Take down each entry exactly as written.

= = = =

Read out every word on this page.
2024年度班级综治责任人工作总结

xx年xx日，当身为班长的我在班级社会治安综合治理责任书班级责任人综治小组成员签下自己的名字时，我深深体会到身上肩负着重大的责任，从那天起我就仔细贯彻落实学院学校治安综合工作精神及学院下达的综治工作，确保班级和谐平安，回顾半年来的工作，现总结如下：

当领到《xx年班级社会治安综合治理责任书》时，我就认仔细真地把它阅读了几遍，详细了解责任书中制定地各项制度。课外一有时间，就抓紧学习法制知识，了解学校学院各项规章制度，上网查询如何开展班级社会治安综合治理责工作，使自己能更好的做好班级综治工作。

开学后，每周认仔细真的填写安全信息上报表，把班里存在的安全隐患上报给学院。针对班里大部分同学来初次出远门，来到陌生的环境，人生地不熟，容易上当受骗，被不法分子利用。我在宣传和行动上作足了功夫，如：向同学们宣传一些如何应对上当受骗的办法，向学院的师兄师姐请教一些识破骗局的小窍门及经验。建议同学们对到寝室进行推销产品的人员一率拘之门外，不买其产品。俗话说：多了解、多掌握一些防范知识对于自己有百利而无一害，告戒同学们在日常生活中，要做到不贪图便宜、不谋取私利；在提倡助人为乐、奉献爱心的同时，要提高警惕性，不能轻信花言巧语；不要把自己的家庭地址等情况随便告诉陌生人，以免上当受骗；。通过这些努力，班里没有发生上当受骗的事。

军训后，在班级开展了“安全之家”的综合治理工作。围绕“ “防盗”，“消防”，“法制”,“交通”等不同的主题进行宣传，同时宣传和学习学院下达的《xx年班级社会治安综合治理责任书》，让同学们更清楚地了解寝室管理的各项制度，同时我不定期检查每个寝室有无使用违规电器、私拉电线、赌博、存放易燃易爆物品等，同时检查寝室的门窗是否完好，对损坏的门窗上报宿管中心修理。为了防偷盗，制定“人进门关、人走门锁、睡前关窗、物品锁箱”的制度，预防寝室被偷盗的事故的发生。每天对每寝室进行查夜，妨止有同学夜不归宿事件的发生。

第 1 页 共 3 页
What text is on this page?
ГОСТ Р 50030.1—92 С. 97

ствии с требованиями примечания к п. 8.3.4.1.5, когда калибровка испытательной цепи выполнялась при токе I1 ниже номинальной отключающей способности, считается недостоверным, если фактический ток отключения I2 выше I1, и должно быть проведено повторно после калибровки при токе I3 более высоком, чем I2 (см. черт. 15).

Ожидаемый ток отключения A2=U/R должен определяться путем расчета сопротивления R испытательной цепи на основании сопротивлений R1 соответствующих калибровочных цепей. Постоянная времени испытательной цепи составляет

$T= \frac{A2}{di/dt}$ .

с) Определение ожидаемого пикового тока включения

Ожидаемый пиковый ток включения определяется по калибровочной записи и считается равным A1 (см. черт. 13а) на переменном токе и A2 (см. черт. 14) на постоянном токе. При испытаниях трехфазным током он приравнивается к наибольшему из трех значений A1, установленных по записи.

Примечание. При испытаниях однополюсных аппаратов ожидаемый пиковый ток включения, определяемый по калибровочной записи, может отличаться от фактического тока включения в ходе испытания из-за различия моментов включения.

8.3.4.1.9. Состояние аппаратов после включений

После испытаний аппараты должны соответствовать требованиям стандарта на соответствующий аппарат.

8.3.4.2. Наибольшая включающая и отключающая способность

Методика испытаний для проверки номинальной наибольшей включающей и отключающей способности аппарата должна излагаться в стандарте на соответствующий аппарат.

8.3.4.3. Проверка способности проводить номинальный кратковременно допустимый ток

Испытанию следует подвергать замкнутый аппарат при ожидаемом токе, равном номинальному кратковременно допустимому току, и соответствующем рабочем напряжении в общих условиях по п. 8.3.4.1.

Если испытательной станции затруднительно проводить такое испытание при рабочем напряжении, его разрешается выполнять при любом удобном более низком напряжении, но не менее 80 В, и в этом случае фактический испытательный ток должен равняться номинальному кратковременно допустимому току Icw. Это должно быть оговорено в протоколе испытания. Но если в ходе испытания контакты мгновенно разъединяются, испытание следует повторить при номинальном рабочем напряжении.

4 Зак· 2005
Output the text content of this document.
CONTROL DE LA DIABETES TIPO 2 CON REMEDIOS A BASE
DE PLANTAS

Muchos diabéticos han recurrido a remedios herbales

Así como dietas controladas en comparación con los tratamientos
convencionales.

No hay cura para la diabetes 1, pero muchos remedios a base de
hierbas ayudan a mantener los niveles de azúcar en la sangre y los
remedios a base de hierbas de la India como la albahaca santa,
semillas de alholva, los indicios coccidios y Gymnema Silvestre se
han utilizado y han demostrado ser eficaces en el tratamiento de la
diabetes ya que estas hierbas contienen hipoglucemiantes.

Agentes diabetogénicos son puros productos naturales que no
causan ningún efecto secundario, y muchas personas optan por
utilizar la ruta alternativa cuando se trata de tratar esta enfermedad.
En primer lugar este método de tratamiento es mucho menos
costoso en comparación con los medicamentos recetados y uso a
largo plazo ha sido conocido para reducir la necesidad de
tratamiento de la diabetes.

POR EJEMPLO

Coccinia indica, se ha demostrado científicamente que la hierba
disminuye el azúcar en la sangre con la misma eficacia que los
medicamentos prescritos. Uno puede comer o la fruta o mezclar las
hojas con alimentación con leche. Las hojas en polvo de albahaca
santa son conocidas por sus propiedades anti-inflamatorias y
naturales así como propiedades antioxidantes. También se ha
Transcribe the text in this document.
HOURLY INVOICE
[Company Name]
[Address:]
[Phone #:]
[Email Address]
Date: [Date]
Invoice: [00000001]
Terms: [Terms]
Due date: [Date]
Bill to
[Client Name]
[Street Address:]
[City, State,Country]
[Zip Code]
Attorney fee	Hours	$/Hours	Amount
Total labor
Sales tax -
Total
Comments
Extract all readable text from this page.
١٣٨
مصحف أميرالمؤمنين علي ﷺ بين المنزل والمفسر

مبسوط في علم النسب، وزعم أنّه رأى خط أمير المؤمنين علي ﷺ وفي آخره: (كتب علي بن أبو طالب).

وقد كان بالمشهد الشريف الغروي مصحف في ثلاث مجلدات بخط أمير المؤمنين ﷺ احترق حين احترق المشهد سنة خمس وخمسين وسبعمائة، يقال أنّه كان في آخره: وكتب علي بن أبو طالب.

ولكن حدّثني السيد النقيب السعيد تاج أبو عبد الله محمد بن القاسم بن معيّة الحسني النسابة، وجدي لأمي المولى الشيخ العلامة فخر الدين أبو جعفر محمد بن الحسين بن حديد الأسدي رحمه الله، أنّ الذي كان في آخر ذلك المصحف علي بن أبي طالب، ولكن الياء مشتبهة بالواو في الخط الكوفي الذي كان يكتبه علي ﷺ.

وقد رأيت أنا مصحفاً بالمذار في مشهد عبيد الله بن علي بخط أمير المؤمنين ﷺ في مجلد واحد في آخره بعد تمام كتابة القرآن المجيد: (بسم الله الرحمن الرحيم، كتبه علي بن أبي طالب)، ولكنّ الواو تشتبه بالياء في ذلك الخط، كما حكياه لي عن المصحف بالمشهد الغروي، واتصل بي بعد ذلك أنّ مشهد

= = = =

Correct answer -
Read out every word on this page.
2024年度班级综治责任人工作总结

xx年xx日，当身为班长的我在班级社会治安综合治理责任书班级责任人综治小组成员签下自己的名字时，我深深体会到身上肩负着重大的责任，从那天起我就仔细贯彻落实学院学校治安综合工作精神及学院下达的综治工作，确保班级和谐平安，回顾半年来的工作，现总结如下：

当领到《xx年班级社会治安综合治理责任书》时，我就认仔细真地把它阅读了几遍，详细了解责任书中制定地各项制度。课外一有时间，就抓紧学习法制知识，了解学校学院各项规章制度，上网查询如何开展班级社会治安综合治理责工作，使自己能更好的做好班级综治工作。

开学后，每周认仔细真的填写安全信息上报表，把班里存在的安全隐患上报给学院。针对班里大部分同学来初次出远门，来到陌生的环境，人生地不熟，容易上当受骗，被不法分子利用。我在宣传和行动上作足了功夫，如：向同学们宣传一些如何应对上当受骗的办法，向学院的师兄师姐请教一些识破骗局的小窍门及经验。建议同学们对到寝室进行推销产品的人员一率拘之门外，不买其产品。俗话说：多了解、多掌握一些防范知识对于自己有百利而无一害，告戒同学们在日常生活中，要做到不贪图便宜、不谋取私利；在提倡助人为乐、奉献爱心的同时，要提高警惕性，不能轻信花言巧语；不要把自己的家庭地址等情况随便告诉陌生人，以免上当受骗；。通过这些努力，班里没有发生上当受骗的事。

军训后，在班级开展了“安全之家”的综合治理工作。围绕“ “防盗”，“消防”，“法制”,“交通”等不同的主题进行宣传，同时宣传和学习学院下达的《xx年班级社会治安综合治理责任书》，让同学们更清楚地了解寝室管理的各项制度，同时我不定期检查每个寝室有无使用违规电器、私拉电线、赌博、存放易燃易爆物品等，同时检查寝室的门窗是否完好，对损坏的门窗上报宿管中心修理。为了防偷盗，制定“人进门关、人走门锁、睡前关窗、物品锁箱”的制度，预防寝室被偷盗的事故的发生。每天对每寝室进行查夜，妨止有同学夜不归宿事件的发生。

第 1 页 共 3 页
What text is on this page?
ГОСТ Р 50030.1—92 С. 97

ствии с требованиями примечания к п. 8.3.4.1.5, когда калибровка испытательной цепи выполнялась при токе I1 ниже номинальной отключающей способности, считается недостоверным, если фактический ток отключения I2 выше I1, и должно быть проведено повторно после калибровки при токе I3 более высоком, чем I2 (см. черт. 15).

Ожидаемый ток отключения A2=U/R должен определяться путем расчета сопротивления R испытательной цепи на основании сопротивлений R1 соответствующих калибровочных цепей. Постоянная времени испытательной цепи составляет

$T= \frac{A2}{di/dt}$ .

с) Определение ожидаемого пикового тока включения

Ожидаемый пиковый ток включения определяется по калибровочной записи и считается равным A1 (см. черт. 13а) на переменном токе и A2 (см. черт. 14) на постоянном токе. При испытаниях трехфазным током он приравнивается к наибольшему из трех значений A1, установленных по записи.

Примечание. При испытаниях однополюсных аппаратов ожидаемый пиковый ток включения, определяемый по калибровочной записи, может отличаться от фактического тока включения в ходе испытания из-за различия моментов включения.

8.3.4.1.9. Состояние аппаратов после включений

После испытаний аппараты должны соответствовать требованиям стандарта на соответствующий аппарат.

8.3.4.2. Наибольшая включающая и отключающая способность

Методика испытаний для проверки номинальной наибольшей включающей и отключающей способности аппарата должна излагаться в стандарте на соответствующий аппарат.

8.3.4.3. Проверка способности проводить номинальный кратковременно допустимый ток

Испытанию следует подвергать замкнутый аппарат при ожидаемом токе, равном номинальному кратковременно допустимому току, и соответствующем рабочем напряжении в общих условиях по п. 8.3.4.1.

Если испытательной станции затруднительно проводить такое испытание при рабочем напряжении, его разрешается выполнять при любом удобном более низком напряжении, но не менее 80 В, и в этом случае фактический испытательный ток должен равняться номинальному кратковременно допустимому току Icw. Это должно быть оговорено в протоколе испытания. Но если в ходе испытания контакты мгновенно разъединяются, испытание следует повторить при номинальном рабочем напряжении.

4 Зак· 2005
Output the text content of this document.
CONTROL DE LA DIABETES TIPO 2 CON REMEDIOS A BASE
DE PLANTAS

Muchos diabéticos han recurrido a remedios herbales

Así como dietas controladas en comparación con los tratamientos
convencionales.

No hay cura para la diabetes 1, pero muchos remedios a base de
hierbas ayudan a mantener los niveles de azúcar en la sangre y los
remedios a base de hierbas de la India como la albahaca santa,
semillas de alholva, los indicios coccidios y Gymnema Silvestre se
han utilizado y han demostrado ser eficaces en el tratamiento de la
diabetes ya que estas hierbas contienen hipoglucemiantes.

Agentes diabetogénicos son puros productos naturales que no
causan ningún efecto secundario, y muchas personas optan por
utilizar la ruta alternativa cuando se trata de tratar esta enfermedad.
En primer lugar este método de tratamiento es mucho menos
costoso en comparación con los medicamentos recetados y uso a
largo plazo ha sido conocido para reducir la necesidad de
tratamiento de la diabetes.

POR EJEMPLO

Coccinia indica, se ha demostrado científicamente que la hierba
disminuye el azúcar en la sangre con la misma eficacia que los
medicamentos prescritos. Uno puede comer o la fruta o mezclar las
hojas con alimentación con leche. Las hojas en polvo de albahaca
santa son conocidas por sus propiedades anti-inflamatorias y
naturales así como propiedades antioxidantes. También se ha
Transcribe the text in this document.
HOURLY INVOICE
[Company Name]
[Address:]
[Phone #:]
[Email Address]
Date: [Date]
Invoice: [00000001]
Terms: [Terms]
Due date: [Date]
Bill to
[Client Name]
[Street Address:]
[City, State,Country]
[Zip Code]
Attorney fee	Hours	$/Hours	Amount
Total labor
Sales tax -
Total
Comments
Extract all readable text from this page.
١٣٨
مصحف أميرالمؤمنين علي ﷺ بين المنزل والمفسر

مبسوط في علم النسب، وزعم أنّه رأى خط أمير المؤمنين علي ﷺ وفي آخره: (كتب علي بن أبو طالب).

وقد كان بالمشهد الشريف الغروي مصحف في ثلاث مجلدات بخط أمير المؤمنين ﷺ احترق حين احترق المشهد سنة خمس وخمسين وسبعمائة، يقال أنّه كان في آخره: وكتب علي بن أبو طالب.

ولكن حدّثني السيد النقيب السعيد تاج أبو عبد الله محمد بن القاسم بن معيّة الحسني النسابة، وجدي لأمي المولى الشيخ العلامة فخر الدين أبو جعفر محمد بن الحسين بن حديد الأسدي رحمه الله، أنّ الذي كان في آخر ذلك المصحف علي بن أبي طالب، ولكن الياء مشتبهة بالواو في الخط الكوفي الذي كان يكتبه علي ﷺ.

وقد رأيت أنا مصحفاً بالمذار في مشهد عبيد الله بن علي بخط أمير المؤمنين ﷺ في مجلد واحد في آخره بعد تمام كتابة القرآن المجيد: (بسم الله الرحمن الرحيم، كتبه علي بن أبي طالب)، ولكنّ الواو تشتبه بالياء في ذلك الخط، كما حكياه لي عن المصحف بالمشهد الغروي، واتصل بي بعد ذلك أنّ مشهد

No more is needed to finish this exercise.